Excerpt provided —
= = = = =

In such a system, story is first told in music. Musical expression then dictates the use of language to communicate ideas. The emotional journey takes precedence over the dialectic of the plot.
Catharsis trumps intellect.
Sexual Politics
The subject matter of this particular incarnation of thEDMatre is sexual politics. Choices immerses its audiences in the clubs of electronic dance music, and then proceeds to probe and question the underlying social paradigm in which music and often drugs stimulate the sexual appetite and wage war against the long established sexual mores of our civilization. “Wine, women and song,” and “drugs, sex and rock ‘n roll” all release dopamine in the brain. Our bodies
scream yes while our minds insist no.
Into this world enter three young friends charged for action, yet each in their own way naive to the realities of navigating the socio-political minefield of “hooking up” in the clubs. Over the course of a week, experienced in the reverse order selected by Jack our protagonist, enduring friendships bust apart at the seams, lives are ruined, and fulfillment seem distant at best. Given enough choices, can the human spirit overcome such adversity? That is the journey of Choices thEDMatre.
The Process of Creating Choices
The process of Choices thEDMatre began with the development of the story in summer 2013, by its creator, Rick Thomas, and projections designer Kindari O’Connor. Rick Thomas then led a group of composers in the creation of the soundtrack for the show that culminated in the release of the soundtrack on CD and Bandcamp on February 1, 2014. Thomas then cast the show and developed the script with the cast in February and March of 2014. Rehearsals took place in April and the show opened on May 2, 2014.
Collaboration in the design of Choices was so integral to the production that a separate network designer, Rich Dionne was brought in to develop the sophisticated mechanism by which separate computers that drove the lights, projections and sound would integrate. This design team met bi- weekly from August 2013 through April 2014 to develop lighting, projections and sound into a seamless musical experience over the one and one-half hour journey of the show.

= = = = =

Listed records —
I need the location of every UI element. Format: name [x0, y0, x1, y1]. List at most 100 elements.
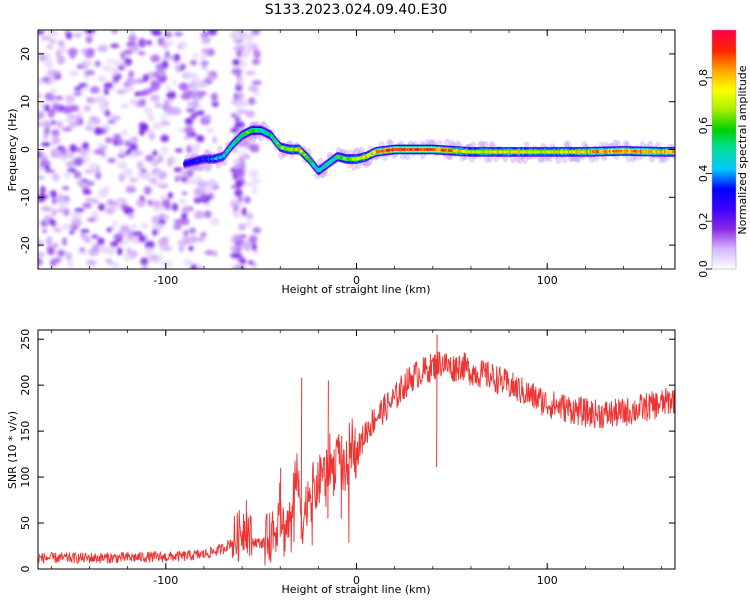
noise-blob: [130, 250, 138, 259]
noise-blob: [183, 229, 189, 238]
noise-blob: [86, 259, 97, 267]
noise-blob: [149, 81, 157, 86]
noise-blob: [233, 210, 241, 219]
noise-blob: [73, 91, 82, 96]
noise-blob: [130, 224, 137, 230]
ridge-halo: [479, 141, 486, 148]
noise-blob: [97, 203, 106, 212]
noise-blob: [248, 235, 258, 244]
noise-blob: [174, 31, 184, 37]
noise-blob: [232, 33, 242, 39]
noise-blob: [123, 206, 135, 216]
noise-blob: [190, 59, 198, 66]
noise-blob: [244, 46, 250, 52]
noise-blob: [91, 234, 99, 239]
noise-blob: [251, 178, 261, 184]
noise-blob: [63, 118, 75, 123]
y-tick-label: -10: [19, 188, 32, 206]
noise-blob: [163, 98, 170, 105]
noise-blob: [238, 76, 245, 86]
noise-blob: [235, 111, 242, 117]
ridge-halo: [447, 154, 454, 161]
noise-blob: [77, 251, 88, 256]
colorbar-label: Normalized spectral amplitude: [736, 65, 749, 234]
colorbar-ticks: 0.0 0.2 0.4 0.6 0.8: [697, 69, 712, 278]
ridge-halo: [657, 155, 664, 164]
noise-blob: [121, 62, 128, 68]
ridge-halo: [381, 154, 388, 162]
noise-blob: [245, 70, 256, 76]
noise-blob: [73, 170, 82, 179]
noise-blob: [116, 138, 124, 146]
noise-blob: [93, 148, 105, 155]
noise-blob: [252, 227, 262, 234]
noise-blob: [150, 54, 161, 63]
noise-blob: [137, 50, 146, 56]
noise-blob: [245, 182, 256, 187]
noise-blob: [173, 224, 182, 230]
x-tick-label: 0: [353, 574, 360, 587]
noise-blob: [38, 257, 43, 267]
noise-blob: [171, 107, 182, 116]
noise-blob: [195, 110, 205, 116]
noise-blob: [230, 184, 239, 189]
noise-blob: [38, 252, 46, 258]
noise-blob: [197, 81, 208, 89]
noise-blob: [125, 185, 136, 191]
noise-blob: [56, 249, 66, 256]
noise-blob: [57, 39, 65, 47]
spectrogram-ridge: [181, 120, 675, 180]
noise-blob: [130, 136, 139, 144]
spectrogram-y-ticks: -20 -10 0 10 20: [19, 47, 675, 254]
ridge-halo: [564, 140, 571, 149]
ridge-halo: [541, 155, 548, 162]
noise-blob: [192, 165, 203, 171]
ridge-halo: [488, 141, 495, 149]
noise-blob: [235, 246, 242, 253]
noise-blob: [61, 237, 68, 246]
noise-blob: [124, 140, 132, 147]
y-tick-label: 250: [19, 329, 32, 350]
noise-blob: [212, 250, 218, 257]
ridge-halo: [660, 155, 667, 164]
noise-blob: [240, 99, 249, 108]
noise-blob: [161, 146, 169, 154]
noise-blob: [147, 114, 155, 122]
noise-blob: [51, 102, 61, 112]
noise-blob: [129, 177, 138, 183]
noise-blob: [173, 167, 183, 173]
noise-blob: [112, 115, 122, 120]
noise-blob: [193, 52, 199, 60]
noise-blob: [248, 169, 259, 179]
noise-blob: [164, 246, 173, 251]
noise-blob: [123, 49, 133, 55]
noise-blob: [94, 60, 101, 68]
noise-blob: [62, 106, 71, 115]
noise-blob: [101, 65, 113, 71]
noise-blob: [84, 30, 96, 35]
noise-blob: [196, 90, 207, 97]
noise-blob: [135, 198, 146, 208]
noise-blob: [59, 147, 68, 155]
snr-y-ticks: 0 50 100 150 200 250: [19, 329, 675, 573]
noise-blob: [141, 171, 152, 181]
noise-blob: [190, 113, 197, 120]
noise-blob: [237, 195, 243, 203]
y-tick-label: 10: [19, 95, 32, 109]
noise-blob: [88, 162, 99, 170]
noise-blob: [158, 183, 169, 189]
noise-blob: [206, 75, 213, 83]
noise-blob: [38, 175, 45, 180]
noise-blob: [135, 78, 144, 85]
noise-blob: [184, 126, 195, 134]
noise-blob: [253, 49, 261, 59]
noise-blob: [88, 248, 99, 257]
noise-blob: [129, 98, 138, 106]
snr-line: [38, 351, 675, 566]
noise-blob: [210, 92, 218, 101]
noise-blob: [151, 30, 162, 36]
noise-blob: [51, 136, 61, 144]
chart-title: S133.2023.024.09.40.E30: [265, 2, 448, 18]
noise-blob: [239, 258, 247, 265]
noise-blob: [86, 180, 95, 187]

= = = = =

Work instructions —
• A. Write out the stretch from "In such a system, story" through "minds insist no." in the piece on Choices thEDMatre, word for word.
• B. Give again, unchanged, the stretch of rows from the line that contains "noise-blob: [130, 250, 138, 259]" through the line that contains "ridge-halo: [488, 141, 495, 149]", including both of those lines.

Responses per task —
• A.
In such a system, story is first told in music. Musical expression then dictates the use of language to communicate ideas. The emotional journey takes precedence over the dialectic of the plot.
Catharsis trumps intellect.
Sexual Politics
The subject matter of this particular incarnation of thEDMatre is sexual politics. Choices immerses its audiences in the clubs of electronic dance music, and then proceeds to probe and question the underlying social paradigm in which music and often drugs stimulate the sexual appetite and wage war against the long established sexual mores of our civilization. “Wine, women and song,” and “drugs, sex and rock ‘n roll” all release dopamine in the brain. Our bodies
scream yes while our minds insist no.

• B.
noise-blob: [130, 250, 138, 259]
noise-blob: [183, 229, 189, 238]
noise-blob: [86, 259, 97, 267]
noise-blob: [149, 81, 157, 86]
noise-blob: [233, 210, 241, 219]
noise-blob: [73, 91, 82, 96]
noise-blob: [130, 224, 137, 230]
ridge-halo: [479, 141, 486, 148]
noise-blob: [97, 203, 106, 212]
noise-blob: [248, 235, 258, 244]
noise-blob: [174, 31, 184, 37]
noise-blob: [232, 33, 242, 39]
noise-blob: [123, 206, 135, 216]
noise-blob: [190, 59, 198, 66]
noise-blob: [244, 46, 250, 52]
noise-blob: [91, 234, 99, 239]
noise-blob: [251, 178, 261, 184]
noise-blob: [63, 118, 75, 123]
y-tick-label: -10: [19, 188, 32, 206]
noise-blob: [163, 98, 170, 105]
noise-blob: [238, 76, 245, 86]
noise-blob: [235, 111, 242, 117]
ridge-halo: [447, 154, 454, 161]
noise-blob: [77, 251, 88, 256]
colorbar-label: Normalized spectral amplitude: [736, 65, 749, 234]
colorbar-ticks: 0.0 0.2 0.4 0.6 0.8: [697, 69, 712, 278]
ridge-halo: [657, 155, 664, 164]
noise-blob: [121, 62, 128, 68]
ridge-halo: [381, 154, 388, 162]
noise-blob: [245, 70, 256, 76]
noise-blob: [73, 170, 82, 179]
noise-blob: [116, 138, 124, 146]
noise-blob: [93, 148, 105, 155]
noise-blob: [252, 227, 262, 234]
noise-blob: [150, 54, 161, 63]
noise-blob: [137, 50, 146, 56]
noise-blob: [245, 182, 256, 187]
noise-blob: [173, 224, 182, 230]
x-tick-label: 0: [353, 574, 360, 587]
noise-blob: [38, 257, 43, 267]
noise-blob: [171, 107, 182, 116]
noise-blob: [195, 110, 205, 116]
noise-blob: [230, 184, 239, 189]
noise-blob: [38, 252, 46, 258]
noise-blob: [197, 81, 208, 89]
noise-blob: [125, 185, 136, 191]
noise-blob: [56, 249, 66, 256]
noise-blob: [57, 39, 65, 47]
spectrogram-ridge: [181, 120, 675, 180]
noise-blob: [130, 136, 139, 144]
spectrogram-y-ticks: -20 -10 0 10 20: [19, 47, 675, 254]
ridge-halo: [564, 140, 571, 149]
ridge-halo: [541, 155, 548, 162]
noise-blob: [192, 165, 203, 171]
ridge-halo: [488, 141, 495, 149]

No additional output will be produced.